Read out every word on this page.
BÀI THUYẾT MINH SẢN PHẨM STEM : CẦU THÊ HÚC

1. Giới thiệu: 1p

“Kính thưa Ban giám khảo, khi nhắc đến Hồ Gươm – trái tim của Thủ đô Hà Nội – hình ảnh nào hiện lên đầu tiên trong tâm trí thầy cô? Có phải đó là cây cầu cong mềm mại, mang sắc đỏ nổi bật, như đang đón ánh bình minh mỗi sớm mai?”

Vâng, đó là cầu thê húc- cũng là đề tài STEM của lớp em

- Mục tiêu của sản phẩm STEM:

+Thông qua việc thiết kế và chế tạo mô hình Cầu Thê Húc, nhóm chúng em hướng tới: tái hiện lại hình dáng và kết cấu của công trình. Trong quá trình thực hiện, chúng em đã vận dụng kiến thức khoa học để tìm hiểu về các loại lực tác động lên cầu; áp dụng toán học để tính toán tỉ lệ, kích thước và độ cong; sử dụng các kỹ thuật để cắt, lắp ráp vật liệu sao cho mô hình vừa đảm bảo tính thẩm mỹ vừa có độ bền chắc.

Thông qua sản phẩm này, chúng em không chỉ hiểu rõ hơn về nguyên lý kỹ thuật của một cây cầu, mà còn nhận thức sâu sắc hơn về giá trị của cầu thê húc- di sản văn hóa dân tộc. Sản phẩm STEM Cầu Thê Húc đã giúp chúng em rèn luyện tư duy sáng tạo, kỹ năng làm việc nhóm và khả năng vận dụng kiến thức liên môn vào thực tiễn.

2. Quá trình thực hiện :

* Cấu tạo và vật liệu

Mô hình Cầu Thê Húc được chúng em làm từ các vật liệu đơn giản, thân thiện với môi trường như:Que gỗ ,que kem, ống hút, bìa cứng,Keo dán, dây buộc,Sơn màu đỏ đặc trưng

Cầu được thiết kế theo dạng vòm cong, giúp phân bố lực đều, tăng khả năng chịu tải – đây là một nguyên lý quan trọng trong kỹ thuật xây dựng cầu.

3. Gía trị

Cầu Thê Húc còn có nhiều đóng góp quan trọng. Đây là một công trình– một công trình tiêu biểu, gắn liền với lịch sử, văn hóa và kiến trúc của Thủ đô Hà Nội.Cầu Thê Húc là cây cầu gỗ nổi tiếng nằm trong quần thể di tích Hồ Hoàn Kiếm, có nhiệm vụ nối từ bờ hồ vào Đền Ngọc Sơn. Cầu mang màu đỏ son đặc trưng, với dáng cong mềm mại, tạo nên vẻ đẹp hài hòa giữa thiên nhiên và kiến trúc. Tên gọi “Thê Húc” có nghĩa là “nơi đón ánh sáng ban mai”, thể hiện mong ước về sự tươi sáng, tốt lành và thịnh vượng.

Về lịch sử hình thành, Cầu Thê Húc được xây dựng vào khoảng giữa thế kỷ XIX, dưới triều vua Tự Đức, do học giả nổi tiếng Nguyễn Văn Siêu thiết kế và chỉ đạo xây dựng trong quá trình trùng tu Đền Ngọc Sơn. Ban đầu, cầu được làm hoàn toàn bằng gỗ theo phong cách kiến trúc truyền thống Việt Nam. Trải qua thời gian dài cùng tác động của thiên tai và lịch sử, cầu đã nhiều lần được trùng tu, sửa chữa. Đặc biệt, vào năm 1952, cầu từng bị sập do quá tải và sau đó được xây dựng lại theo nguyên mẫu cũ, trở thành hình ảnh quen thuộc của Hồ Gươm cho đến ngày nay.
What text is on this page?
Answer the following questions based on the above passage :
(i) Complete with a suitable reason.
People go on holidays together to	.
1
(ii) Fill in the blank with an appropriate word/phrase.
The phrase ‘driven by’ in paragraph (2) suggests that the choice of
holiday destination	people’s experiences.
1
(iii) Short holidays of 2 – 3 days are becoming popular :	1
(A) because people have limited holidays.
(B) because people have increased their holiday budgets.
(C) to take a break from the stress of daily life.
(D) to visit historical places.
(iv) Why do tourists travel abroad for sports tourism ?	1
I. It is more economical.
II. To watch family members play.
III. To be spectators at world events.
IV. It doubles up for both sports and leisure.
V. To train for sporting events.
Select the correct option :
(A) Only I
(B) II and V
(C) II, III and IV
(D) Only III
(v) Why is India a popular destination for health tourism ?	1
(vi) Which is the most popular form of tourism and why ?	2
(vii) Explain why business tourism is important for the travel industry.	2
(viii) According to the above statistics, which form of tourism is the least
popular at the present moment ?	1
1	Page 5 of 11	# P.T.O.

■ **The task**
Nothing should be left out: return all of the records exactly.

■ **Response to this task**
Read out every word on this page.
BÀI THUYẾT MINH SẢN PHẨM STEM : CẦU THÊ HÚC

1. Giới thiệu: 1p

“Kính thưa Ban giám khảo, khi nhắc đến Hồ Gươm – trái tim của Thủ đô Hà Nội – hình ảnh nào hiện lên đầu tiên trong tâm trí thầy cô? Có phải đó là cây cầu cong mềm mại, mang sắc đỏ nổi bật, như đang đón ánh bình minh mỗi sớm mai?”

Vâng, đó là cầu thê húc- cũng là đề tài STEM của lớp em

- Mục tiêu của sản phẩm STEM:

+Thông qua việc thiết kế và chế tạo mô hình Cầu Thê Húc, nhóm chúng em hướng tới: tái hiện lại hình dáng và kết cấu của công trình. Trong quá trình thực hiện, chúng em đã vận dụng kiến thức khoa học để tìm hiểu về các loại lực tác động lên cầu; áp dụng toán học để tính toán tỉ lệ, kích thước và độ cong; sử dụng các kỹ thuật để cắt, lắp ráp vật liệu sao cho mô hình vừa đảm bảo tính thẩm mỹ vừa có độ bền chắc.

Thông qua sản phẩm này, chúng em không chỉ hiểu rõ hơn về nguyên lý kỹ thuật của một cây cầu, mà còn nhận thức sâu sắc hơn về giá trị của cầu thê húc- di sản văn hóa dân tộc. Sản phẩm STEM Cầu Thê Húc đã giúp chúng em rèn luyện tư duy sáng tạo, kỹ năng làm việc nhóm và khả năng vận dụng kiến thức liên môn vào thực tiễn.

2. Quá trình thực hiện :

* Cấu tạo và vật liệu

Mô hình Cầu Thê Húc được chúng em làm từ các vật liệu đơn giản, thân thiện với môi trường như:Que gỗ ,que kem, ống hút, bìa cứng,Keo dán, dây buộc,Sơn màu đỏ đặc trưng

Cầu được thiết kế theo dạng vòm cong, giúp phân bố lực đều, tăng khả năng chịu tải – đây là một nguyên lý quan trọng trong kỹ thuật xây dựng cầu.

3. Gía trị

Cầu Thê Húc còn có nhiều đóng góp quan trọng. Đây là một công trình– một công trình tiêu biểu, gắn liền với lịch sử, văn hóa và kiến trúc của Thủ đô Hà Nội.Cầu Thê Húc là cây cầu gỗ nổi tiếng nằm trong quần thể di tích Hồ Hoàn Kiếm, có nhiệm vụ nối từ bờ hồ vào Đền Ngọc Sơn. Cầu mang màu đỏ son đặc trưng, với dáng cong mềm mại, tạo nên vẻ đẹp hài hòa giữa thiên nhiên và kiến trúc. Tên gọi “Thê Húc” có nghĩa là “nơi đón ánh sáng ban mai”, thể hiện mong ước về sự tươi sáng, tốt lành và thịnh vượng.

Về lịch sử hình thành, Cầu Thê Húc được xây dựng vào khoảng giữa thế kỷ XIX, dưới triều vua Tự Đức, do học giả nổi tiếng Nguyễn Văn Siêu thiết kế và chỉ đạo xây dựng trong quá trình trùng tu Đền Ngọc Sơn. Ban đầu, cầu được làm hoàn toàn bằng gỗ theo phong cách kiến trúc truyền thống Việt Nam. Trải qua thời gian dài cùng tác động của thiên tai và lịch sử, cầu đã nhiều lần được trùng tu, sửa chữa. Đặc biệt, vào năm 1952, cầu từng bị sập do quá tải và sau đó được xây dựng lại theo nguyên mẫu cũ, trở thành hình ảnh quen thuộc của Hồ Gươm cho đến ngày nay.
What text is on this page?
Answer the following questions based on the above passage :
(i) Complete with a suitable reason.
People go on holidays together to	.
1
(ii) Fill in the blank with an appropriate word/phrase.
The phrase ‘driven by’ in paragraph (2) suggests that the choice of
holiday destination	people’s experiences.
1
(iii) Short holidays of 2 – 3 days are becoming popular :	1
(A) because people have limited holidays.
(B) because people have increased their holiday budgets.
(C) to take a break from the stress of daily life.
(D) to visit historical places.
(iv) Why do tourists travel abroad for sports tourism ?	1
I. It is more economical.
II. To watch family members play.
III. To be spectators at world events.
IV. It doubles up for both sports and leisure.
V. To train for sporting events.
Select the correct option :
(A) Only I
(B) II and V
(C) II, III and IV
(D) Only III
(v) Why is India a popular destination for health tourism ?	1
(vi) Which is the most popular form of tourism and why ?	2
(vii) Explain why business tourism is important for the travel industry.	2
(viii) According to the above statistics, which form of tourism is the least
popular at the present moment ?	1
1	Page 5 of 11	# P.T.O.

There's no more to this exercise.